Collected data
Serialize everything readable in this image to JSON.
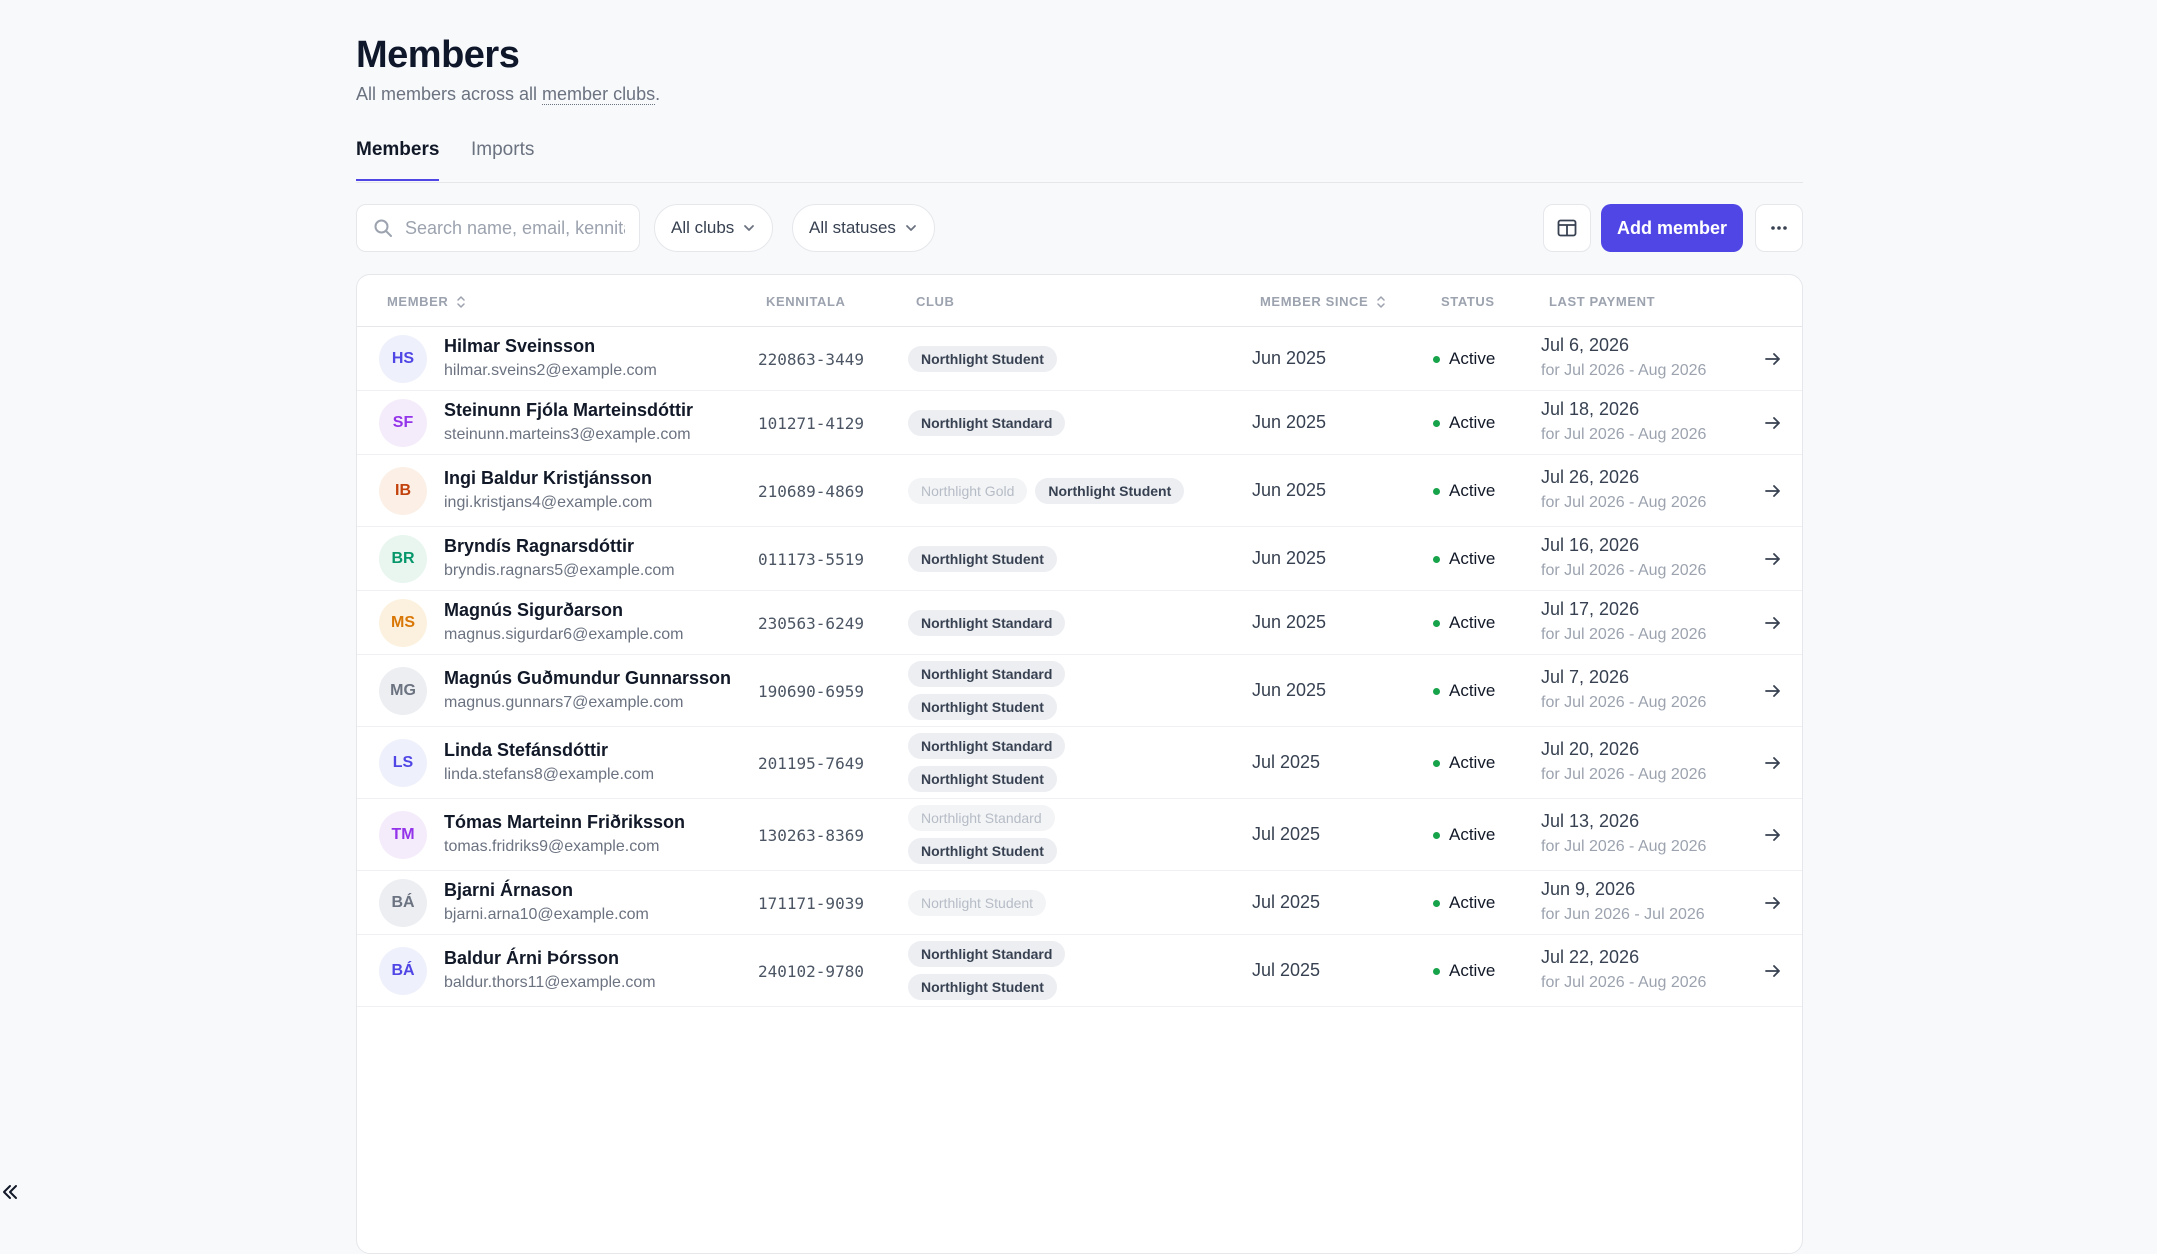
{
  "header": {
    "title": "Members",
    "subtitle_prefix": "All members across all ",
    "subtitle_link": "member clubs",
    "subtitle_suffix": "."
  },
  "tabs": [
    {
      "label": "Members",
      "active": true
    },
    {
      "label": "Imports",
      "active": false
    }
  ],
  "toolbar": {
    "search_placeholder": "Search name, email, kennitala",
    "clubs_filter": "All clubs",
    "status_filter": "All statuses",
    "add_member_label": "Add member"
  },
  "table": {
    "columns": {
      "member": "MEMBER",
      "kennitala": "KENNITALA",
      "club": "CLUB",
      "member_since": "MEMBER SINCE",
      "status": "STATUS",
      "last_payment": "LAST PAYMENT"
    },
    "rows": [
      {
        "initials": "HS",
        "avatar_bg": "#eef0fb",
        "avatar_fg": "#4f46e5",
        "name": "Hilmar Sveinsson",
        "email": "hilmar.sveins2@example.com",
        "kennitala": "220863-3449",
        "clubs": [
          {
            "name": "Northlight Student",
            "active": true
          }
        ],
        "since": "Jun 2025",
        "status": "Active",
        "pay_date": "Jul 6, 2026",
        "pay_range": "for Jul 2026 - Aug 2026"
      },
      {
        "initials": "SF",
        "avatar_bg": "#f5ecfb",
        "avatar_fg": "#9333ea",
        "name": "Steinunn Fjóla Marteinsdóttir",
        "email": "steinunn.marteins3@example.com",
        "kennitala": "101271-4129",
        "clubs": [
          {
            "name": "Northlight Standard",
            "active": true
          }
        ],
        "since": "Jun 2025",
        "status": "Active",
        "pay_date": "Jul 18, 2026",
        "pay_range": "for Jul 2026 - Aug 2026"
      },
      {
        "initials": "IB",
        "avatar_bg": "#fbefe6",
        "avatar_fg": "#c2410c",
        "name": "Ingi Baldur Kristjánsson",
        "email": "ingi.kristjans4@example.com",
        "kennitala": "210689-4869",
        "clubs": [
          {
            "name": "Northlight Gold",
            "active": false
          },
          {
            "name": "Northlight Student",
            "active": true
          }
        ],
        "since": "Jun 2025",
        "status": "Active",
        "pay_date": "Jul 26, 2026",
        "pay_range": "for Jul 2026 - Aug 2026"
      },
      {
        "initials": "BR",
        "avatar_bg": "#e8f6ef",
        "avatar_fg": "#059669",
        "name": "Bryndís Ragnarsdóttir",
        "email": "bryndis.ragnars5@example.com",
        "kennitala": "011173-5519",
        "clubs": [
          {
            "name": "Northlight Student",
            "active": true
          }
        ],
        "since": "Jun 2025",
        "status": "Active",
        "pay_date": "Jul 16, 2026",
        "pay_range": "for Jul 2026 - Aug 2026"
      },
      {
        "initials": "MS",
        "avatar_bg": "#fcf1de",
        "avatar_fg": "#d97706",
        "name": "Magnús Sigurðarson",
        "email": "magnus.sigurdar6@example.com",
        "kennitala": "230563-6249",
        "clubs": [
          {
            "name": "Northlight Standard",
            "active": true
          }
        ],
        "since": "Jun 2025",
        "status": "Active",
        "pay_date": "Jul 17, 2026",
        "pay_range": "for Jul 2026 - Aug 2026"
      },
      {
        "initials": "MG",
        "avatar_bg": "#eceef2",
        "avatar_fg": "#6b7280",
        "name": "Magnús Guðmundur Gunnarsson",
        "email": "magnus.gunnars7@example.com",
        "kennitala": "190690-6959",
        "clubs": [
          {
            "name": "Northlight Standard",
            "active": true
          },
          {
            "name": "Northlight Student",
            "active": true
          }
        ],
        "since": "Jun 2025",
        "status": "Active",
        "pay_date": "Jul 7, 2026",
        "pay_range": "for Jul 2026 - Aug 2026"
      },
      {
        "initials": "LS",
        "avatar_bg": "#eef0fb",
        "avatar_fg": "#4f46e5",
        "name": "Linda Stefánsdóttir",
        "email": "linda.stefans8@example.com",
        "kennitala": "201195-7649",
        "clubs": [
          {
            "name": "Northlight Standard",
            "active": true
          },
          {
            "name": "Northlight Student",
            "active": true
          }
        ],
        "since": "Jul 2025",
        "status": "Active",
        "pay_date": "Jul 20, 2026",
        "pay_range": "for Jul 2026 - Aug 2026"
      },
      {
        "initials": "TM",
        "avatar_bg": "#f5ecfb",
        "avatar_fg": "#9333ea",
        "name": "Tómas Marteinn Friðriksson",
        "email": "tomas.fridriks9@example.com",
        "kennitala": "130263-8369",
        "clubs": [
          {
            "name": "Northlight Standard",
            "active": false
          },
          {
            "name": "Northlight Student",
            "active": true
          }
        ],
        "since": "Jul 2025",
        "status": "Active",
        "pay_date": "Jul 13, 2026",
        "pay_range": "for Jul 2026 - Aug 2026"
      },
      {
        "initials": "BÁ",
        "avatar_bg": "#eceef2",
        "avatar_fg": "#6b7280",
        "name": "Bjarni Árnason",
        "email": "bjarni.arna10@example.com",
        "kennitala": "171171-9039",
        "clubs": [
          {
            "name": "Northlight Student",
            "active": false
          }
        ],
        "since": "Jul 2025",
        "status": "Active",
        "pay_date": "Jun 9, 2026",
        "pay_range": "for Jun 2026 - Jul 2026"
      },
      {
        "initials": "BÁ",
        "avatar_bg": "#eef0fb",
        "avatar_fg": "#4f46e5",
        "name": "Baldur Árni Þórsson",
        "email": "baldur.thors11@example.com",
        "kennitala": "240102-9780",
        "clubs": [
          {
            "name": "Northlight Standard",
            "active": true
          },
          {
            "name": "Northlight Student",
            "active": true
          }
        ],
        "since": "Jul 2025",
        "status": "Active",
        "pay_date": "Jul 22, 2026",
        "pay_range": "for Jul 2026 - Aug 2026"
      }
    ]
  }
}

To do —
Keep every word of the data as it is when you write it out, but drop the pictures.

Response to this task —
Serialize everything readable in this image to JSON.
{
  "header": {
    "title": "Members",
    "subtitle_prefix": "All members across all ",
    "subtitle_link": "member clubs",
    "subtitle_suffix": "."
  },
  "tabs": [
    {
      "label": "Members",
      "active": true
    },
    {
      "label": "Imports",
      "active": false
    }
  ],
  "toolbar": {
    "search_placeholder": "Search name, email, kennitala",
    "clubs_filter": "All clubs",
    "status_filter": "All statuses",
    "add_member_label": "Add member"
  },
  "table": {
    "columns": {
      "member": "MEMBER",
      "kennitala": "KENNITALA",
      "club": "CLUB",
      "member_since": "MEMBER SINCE",
      "status": "STATUS",
      "last_payment": "LAST PAYMENT"
    },
    "rows": [
      {
        "initials": "HS",
        "avatar_bg": "#eef0fb",
        "avatar_fg": "#4f46e5",
        "name": "Hilmar Sveinsson",
        "email": "hilmar.sveins2@example.com",
        "kennitala": "220863-3449",
        "clubs": [
          {
            "name": "Northlight Student",
            "active": true
          }
        ],
        "since": "Jun 2025",
        "status": "Active",
        "pay_date": "Jul 6, 2026",
        "pay_range": "for Jul 2026 - Aug 2026"
      },
      {
        "initials": "SF",
        "avatar_bg": "#f5ecfb",
        "avatar_fg": "#9333ea",
        "name": "Steinunn Fjóla Marteinsdóttir",
        "email": "steinunn.marteins3@example.com",
        "kennitala": "101271-4129",
        "clubs": [
          {
            "name": "Northlight Standard",
            "active": true
          }
        ],
        "since": "Jun 2025",
        "status": "Active",
        "pay_date": "Jul 18, 2026",
        "pay_range": "for Jul 2026 - Aug 2026"
      },
      {
        "initials": "IB",
        "avatar_bg": "#fbefe6",
        "avatar_fg": "#c2410c",
        "name": "Ingi Baldur Kristjánsson",
        "email": "ingi.kristjans4@example.com",
        "kennitala": "210689-4869",
        "clubs": [
          {
            "name": "Northlight Gold",
            "active": false
          },
          {
            "name": "Northlight Student",
            "active": true
          }
        ],
        "since": "Jun 2025",
        "status": "Active",
        "pay_date": "Jul 26, 2026",
        "pay_range": "for Jul 2026 - Aug 2026"
      },
      {
        "initials": "BR",
        "avatar_bg": "#e8f6ef",
        "avatar_fg": "#059669",
        "name": "Bryndís Ragnarsdóttir",
        "email": "bryndis.ragnars5@example.com",
        "kennitala": "011173-5519",
        "clubs": [
          {
            "name": "Northlight Student",
            "active": true
          }
        ],
        "since": "Jun 2025",
        "status": "Active",
        "pay_date": "Jul 16, 2026",
        "pay_range": "for Jul 2026 - Aug 2026"
      },
      {
        "initials": "MS",
        "avatar_bg": "#fcf1de",
        "avatar_fg": "#d97706",
        "name": "Magnús Sigurðarson",
        "email": "magnus.sigurdar6@example.com",
        "kennitala": "230563-6249",
        "clubs": [
          {
            "name": "Northlight Standard",
            "active": true
          }
        ],
        "since": "Jun 2025",
        "status": "Active",
        "pay_date": "Jul 17, 2026",
        "pay_range": "for Jul 2026 - Aug 2026"
      },
      {
        "initials": "MG",
        "avatar_bg": "#eceef2",
        "avatar_fg": "#6b7280",
        "name": "Magnús Guðmundur Gunnarsson",
        "email": "magnus.gunnars7@example.com",
        "kennitala": "190690-6959",
        "clubs": [
          {
            "name": "Northlight Standard",
            "active": true
          },
          {
            "name": "Northlight Student",
            "active": true
          }
        ],
        "since": "Jun 2025",
        "status": "Active",
        "pay_date": "Jul 7, 2026",
        "pay_range": "for Jul 2026 - Aug 2026"
      },
      {
        "initials": "LS",
        "avatar_bg": "#eef0fb",
        "avatar_fg": "#4f46e5",
        "name": "Linda Stefánsdóttir",
        "email": "linda.stefans8@example.com",
        "kennitala": "201195-7649",
        "clubs": [
          {
            "name": "Northlight Standard",
            "active": true
          },
          {
            "name": "Northlight Student",
            "active": true
          }
        ],
        "since": "Jul 2025",
        "status": "Active",
        "pay_date": "Jul 20, 2026",
        "pay_range": "for Jul 2026 - Aug 2026"
      },
      {
        "initials": "TM",
        "avatar_bg": "#f5ecfb",
        "avatar_fg": "#9333ea",
        "name": "Tómas Marteinn Friðriksson",
        "email": "tomas.fridriks9@example.com",
        "kennitala": "130263-8369",
        "clubs": [
          {
            "name": "Northlight Standard",
            "active": false
          },
          {
            "name": "Northlight Student",
            "active": true
          }
        ],
        "since": "Jul 2025",
        "status": "Active",
        "pay_date": "Jul 13, 2026",
        "pay_range": "for Jul 2026 - Aug 2026"
      },
      {
        "initials": "BÁ",
        "avatar_bg": "#eceef2",
        "avatar_fg": "#6b7280",
        "name": "Bjarni Árnason",
        "email": "bjarni.arna10@example.com",
        "kennitala": "171171-9039",
        "clubs": [
          {
            "name": "Northlight Student",
            "active": false
          }
        ],
        "since": "Jul 2025",
        "status": "Active",
        "pay_date": "Jun 9, 2026",
        "pay_range": "for Jun 2026 - Jul 2026"
      },
      {
        "initials": "BÁ",
        "avatar_bg": "#eef0fb",
        "avatar_fg": "#4f46e5",
        "name": "Baldur Árni Þórsson",
        "email": "baldur.thors11@example.com",
        "kennitala": "240102-9780",
        "clubs": [
          {
            "name": "Northlight Standard",
            "active": true
          },
          {
            "name": "Northlight Student",
            "active": true
          }
        ],
        "since": "Jul 2025",
        "status": "Active",
        "pay_date": "Jul 22, 2026",
        "pay_range": "for Jul 2026 - Aug 2026"
      }
    ]
  }
}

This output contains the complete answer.